Record extracts:
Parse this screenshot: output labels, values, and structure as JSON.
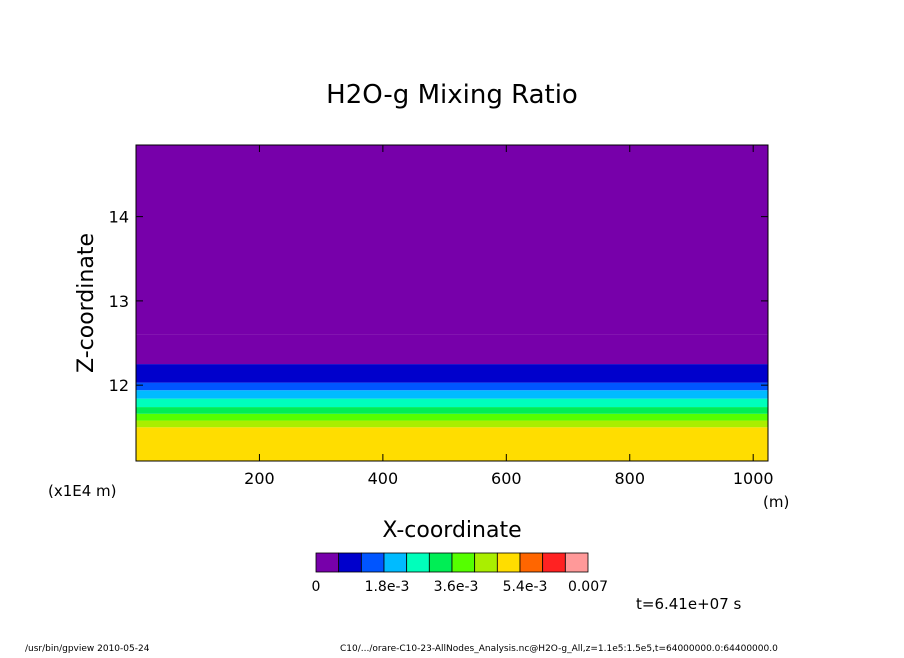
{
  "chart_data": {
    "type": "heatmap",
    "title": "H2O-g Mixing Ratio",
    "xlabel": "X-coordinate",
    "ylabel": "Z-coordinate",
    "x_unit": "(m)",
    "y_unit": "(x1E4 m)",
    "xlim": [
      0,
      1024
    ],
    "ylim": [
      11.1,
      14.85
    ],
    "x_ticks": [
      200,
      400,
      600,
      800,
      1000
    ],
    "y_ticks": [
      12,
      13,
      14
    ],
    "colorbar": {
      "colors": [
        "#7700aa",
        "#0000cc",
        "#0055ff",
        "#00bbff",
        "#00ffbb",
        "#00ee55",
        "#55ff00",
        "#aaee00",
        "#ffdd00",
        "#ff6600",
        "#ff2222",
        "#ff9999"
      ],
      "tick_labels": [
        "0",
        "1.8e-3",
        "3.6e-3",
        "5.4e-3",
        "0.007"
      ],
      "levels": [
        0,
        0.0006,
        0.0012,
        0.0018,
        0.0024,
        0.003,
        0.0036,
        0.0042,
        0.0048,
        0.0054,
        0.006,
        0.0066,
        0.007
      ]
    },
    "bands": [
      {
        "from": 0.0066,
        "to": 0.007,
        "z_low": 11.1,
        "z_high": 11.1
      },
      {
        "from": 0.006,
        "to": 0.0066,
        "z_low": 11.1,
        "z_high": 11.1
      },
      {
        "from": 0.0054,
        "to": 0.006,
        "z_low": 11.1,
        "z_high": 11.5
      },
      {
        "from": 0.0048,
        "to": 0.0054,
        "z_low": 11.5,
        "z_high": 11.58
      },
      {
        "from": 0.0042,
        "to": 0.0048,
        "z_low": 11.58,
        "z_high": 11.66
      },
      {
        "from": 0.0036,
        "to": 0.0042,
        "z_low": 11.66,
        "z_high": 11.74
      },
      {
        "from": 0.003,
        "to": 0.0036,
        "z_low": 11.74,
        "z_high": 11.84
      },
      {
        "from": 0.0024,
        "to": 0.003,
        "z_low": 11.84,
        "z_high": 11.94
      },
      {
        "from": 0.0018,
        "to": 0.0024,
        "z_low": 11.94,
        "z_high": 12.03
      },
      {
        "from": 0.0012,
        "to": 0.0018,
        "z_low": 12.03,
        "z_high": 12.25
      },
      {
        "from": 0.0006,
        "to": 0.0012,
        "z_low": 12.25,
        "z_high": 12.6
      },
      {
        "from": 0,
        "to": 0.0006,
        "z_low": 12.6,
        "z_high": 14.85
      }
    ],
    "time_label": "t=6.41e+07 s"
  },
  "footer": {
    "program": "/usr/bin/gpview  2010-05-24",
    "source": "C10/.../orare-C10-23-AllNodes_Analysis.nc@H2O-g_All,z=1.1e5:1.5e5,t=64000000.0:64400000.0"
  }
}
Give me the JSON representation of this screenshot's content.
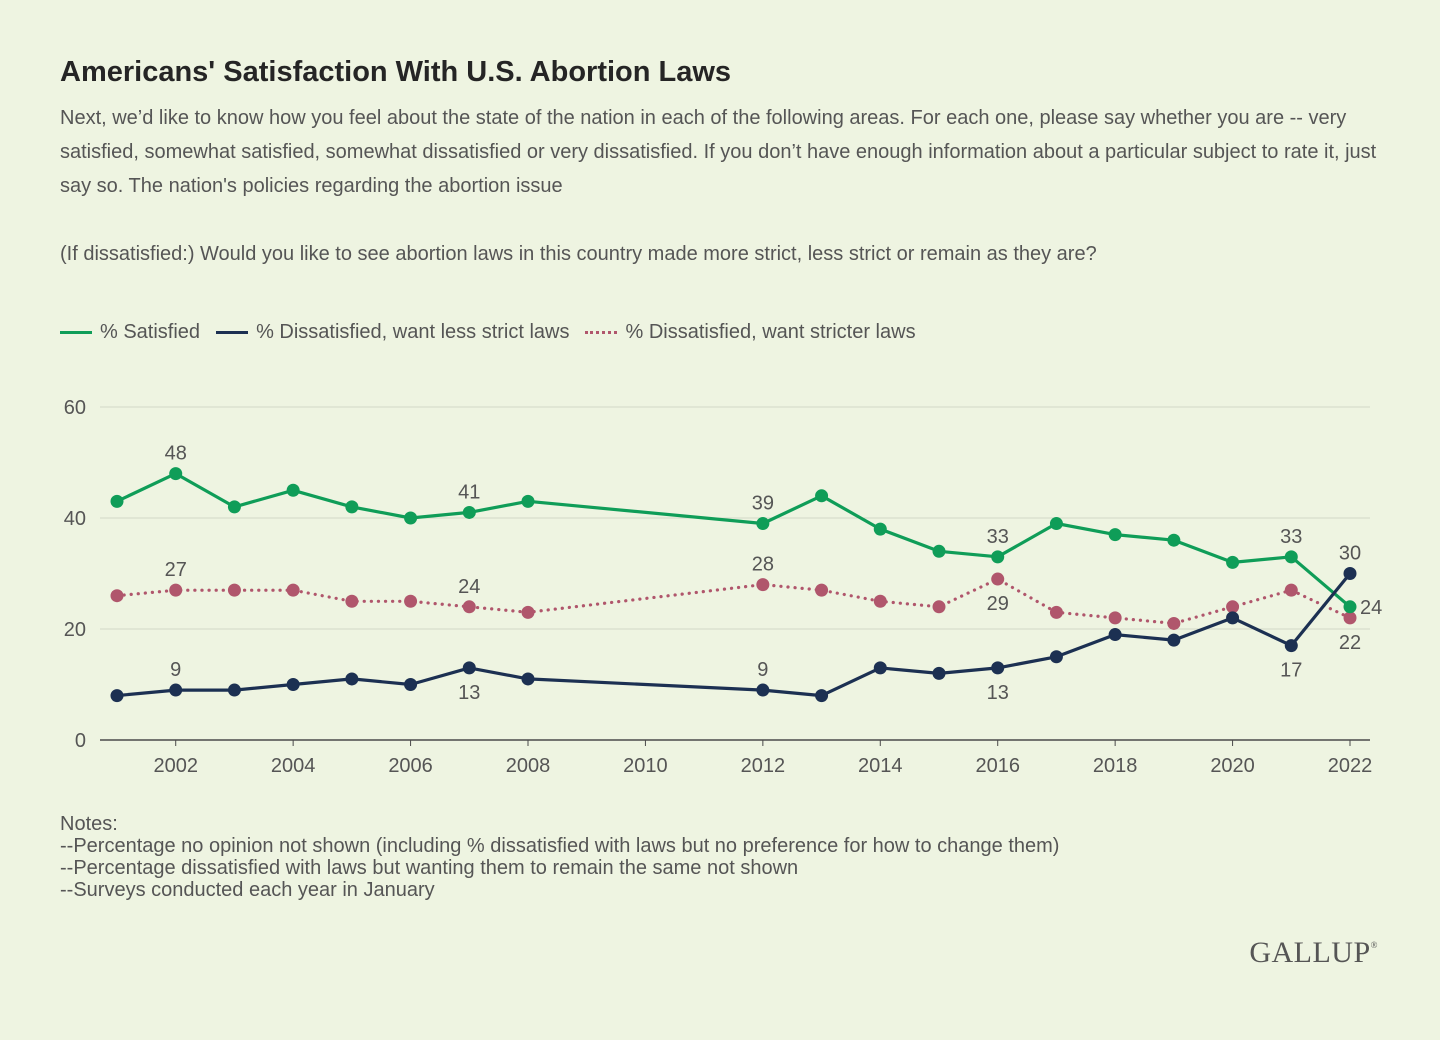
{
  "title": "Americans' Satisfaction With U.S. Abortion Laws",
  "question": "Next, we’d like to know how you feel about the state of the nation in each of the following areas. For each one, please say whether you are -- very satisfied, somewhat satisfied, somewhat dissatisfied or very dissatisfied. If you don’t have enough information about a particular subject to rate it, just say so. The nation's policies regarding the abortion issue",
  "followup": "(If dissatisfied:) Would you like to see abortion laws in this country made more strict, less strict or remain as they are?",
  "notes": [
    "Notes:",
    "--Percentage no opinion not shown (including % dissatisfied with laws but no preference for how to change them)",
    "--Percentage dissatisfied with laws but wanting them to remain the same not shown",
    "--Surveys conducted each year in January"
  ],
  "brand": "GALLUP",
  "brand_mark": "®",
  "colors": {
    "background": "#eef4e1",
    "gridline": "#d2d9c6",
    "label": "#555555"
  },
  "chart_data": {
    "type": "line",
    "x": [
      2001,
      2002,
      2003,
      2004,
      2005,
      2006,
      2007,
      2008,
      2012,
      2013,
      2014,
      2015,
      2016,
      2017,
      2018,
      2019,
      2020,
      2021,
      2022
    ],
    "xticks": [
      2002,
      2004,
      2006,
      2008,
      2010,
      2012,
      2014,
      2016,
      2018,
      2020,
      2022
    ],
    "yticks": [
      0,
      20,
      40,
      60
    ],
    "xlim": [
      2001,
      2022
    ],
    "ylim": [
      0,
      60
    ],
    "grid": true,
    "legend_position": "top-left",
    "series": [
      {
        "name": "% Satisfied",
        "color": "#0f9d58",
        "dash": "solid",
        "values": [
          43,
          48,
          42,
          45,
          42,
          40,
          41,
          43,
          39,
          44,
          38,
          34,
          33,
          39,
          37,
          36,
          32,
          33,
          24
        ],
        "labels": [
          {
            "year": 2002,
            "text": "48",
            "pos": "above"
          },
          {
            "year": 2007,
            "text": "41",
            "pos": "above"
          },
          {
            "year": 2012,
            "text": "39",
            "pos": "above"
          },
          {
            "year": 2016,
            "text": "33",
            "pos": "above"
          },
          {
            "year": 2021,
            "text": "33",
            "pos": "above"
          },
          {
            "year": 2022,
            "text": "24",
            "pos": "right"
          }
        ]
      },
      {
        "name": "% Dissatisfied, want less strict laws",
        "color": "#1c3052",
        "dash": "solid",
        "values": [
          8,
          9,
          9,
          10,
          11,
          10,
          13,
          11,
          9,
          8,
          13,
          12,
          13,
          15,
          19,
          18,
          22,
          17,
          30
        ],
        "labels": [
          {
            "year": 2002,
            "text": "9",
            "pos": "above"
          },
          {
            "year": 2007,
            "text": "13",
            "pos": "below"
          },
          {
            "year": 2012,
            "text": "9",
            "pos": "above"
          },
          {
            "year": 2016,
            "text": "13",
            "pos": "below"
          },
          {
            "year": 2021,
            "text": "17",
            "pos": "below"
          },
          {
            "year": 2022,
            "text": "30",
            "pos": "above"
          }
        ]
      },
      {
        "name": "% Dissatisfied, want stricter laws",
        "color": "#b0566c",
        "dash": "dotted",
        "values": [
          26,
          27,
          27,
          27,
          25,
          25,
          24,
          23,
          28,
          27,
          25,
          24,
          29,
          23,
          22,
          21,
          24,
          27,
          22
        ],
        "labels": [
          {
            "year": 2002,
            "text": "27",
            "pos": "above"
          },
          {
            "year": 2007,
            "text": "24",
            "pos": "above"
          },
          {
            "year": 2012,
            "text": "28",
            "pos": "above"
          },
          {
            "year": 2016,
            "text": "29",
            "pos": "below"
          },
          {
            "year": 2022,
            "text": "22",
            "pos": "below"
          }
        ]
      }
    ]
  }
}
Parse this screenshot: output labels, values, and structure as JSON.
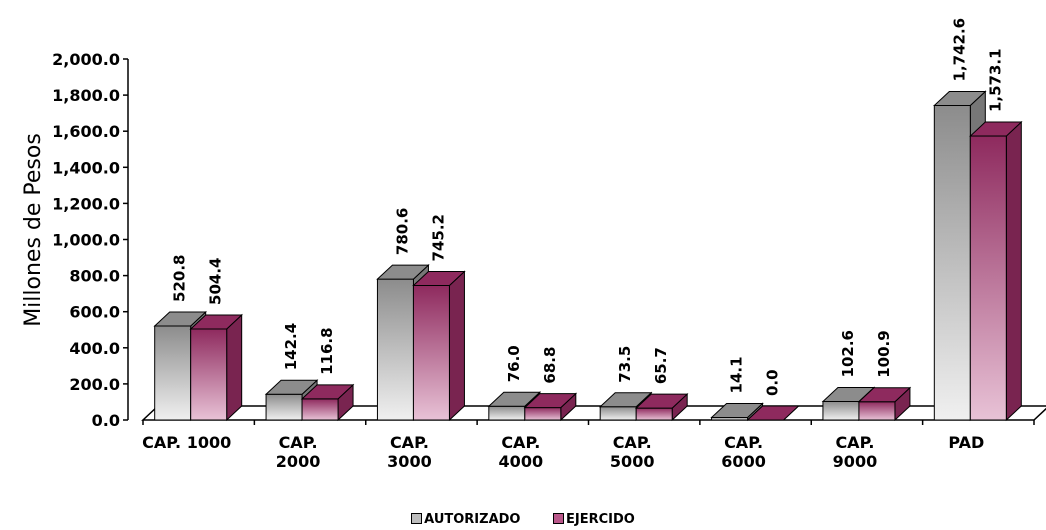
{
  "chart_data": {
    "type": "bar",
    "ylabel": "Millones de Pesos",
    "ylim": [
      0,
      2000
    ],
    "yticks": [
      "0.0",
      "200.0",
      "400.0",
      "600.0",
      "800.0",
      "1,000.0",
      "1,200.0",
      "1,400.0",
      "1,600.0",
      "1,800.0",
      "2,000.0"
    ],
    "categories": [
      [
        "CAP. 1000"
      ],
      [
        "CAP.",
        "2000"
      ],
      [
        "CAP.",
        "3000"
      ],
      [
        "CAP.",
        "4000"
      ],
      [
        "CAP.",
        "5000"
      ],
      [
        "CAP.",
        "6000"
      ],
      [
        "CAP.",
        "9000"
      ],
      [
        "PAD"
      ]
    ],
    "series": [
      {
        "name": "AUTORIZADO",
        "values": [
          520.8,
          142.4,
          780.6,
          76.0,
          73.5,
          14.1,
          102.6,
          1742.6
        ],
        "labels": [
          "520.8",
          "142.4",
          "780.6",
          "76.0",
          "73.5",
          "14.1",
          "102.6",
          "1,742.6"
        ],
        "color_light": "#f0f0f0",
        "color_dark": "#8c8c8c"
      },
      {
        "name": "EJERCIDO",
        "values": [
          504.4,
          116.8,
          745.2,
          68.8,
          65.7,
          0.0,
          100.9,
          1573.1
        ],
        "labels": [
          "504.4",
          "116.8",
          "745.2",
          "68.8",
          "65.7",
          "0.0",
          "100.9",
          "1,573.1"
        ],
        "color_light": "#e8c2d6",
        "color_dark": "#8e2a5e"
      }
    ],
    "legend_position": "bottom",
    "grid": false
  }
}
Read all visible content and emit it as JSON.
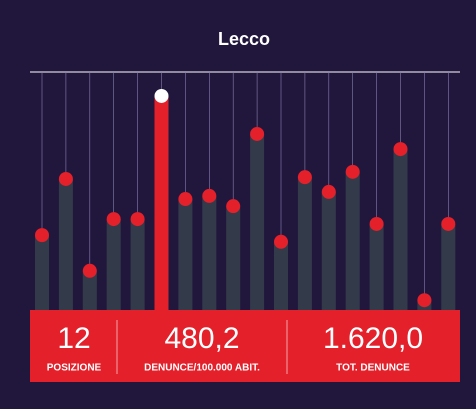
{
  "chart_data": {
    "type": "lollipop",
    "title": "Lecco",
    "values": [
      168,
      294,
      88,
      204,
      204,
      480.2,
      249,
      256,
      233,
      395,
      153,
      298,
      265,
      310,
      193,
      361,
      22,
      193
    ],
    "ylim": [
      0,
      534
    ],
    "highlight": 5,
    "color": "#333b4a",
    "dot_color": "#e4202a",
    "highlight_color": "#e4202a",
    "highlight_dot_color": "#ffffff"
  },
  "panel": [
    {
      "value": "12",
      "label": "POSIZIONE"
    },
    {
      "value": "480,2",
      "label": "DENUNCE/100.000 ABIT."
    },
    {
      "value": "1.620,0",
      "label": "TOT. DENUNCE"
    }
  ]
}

What is asked: Find the lines containing "remain" and list every one of them.

Solution:
  "followup": "(If dissatisfied:) Would you like to see abortion laws in this country made more strict, less strict or remain as they are?",
    "--Percentage dissatisfied with laws but wanting them to remain the same not shown",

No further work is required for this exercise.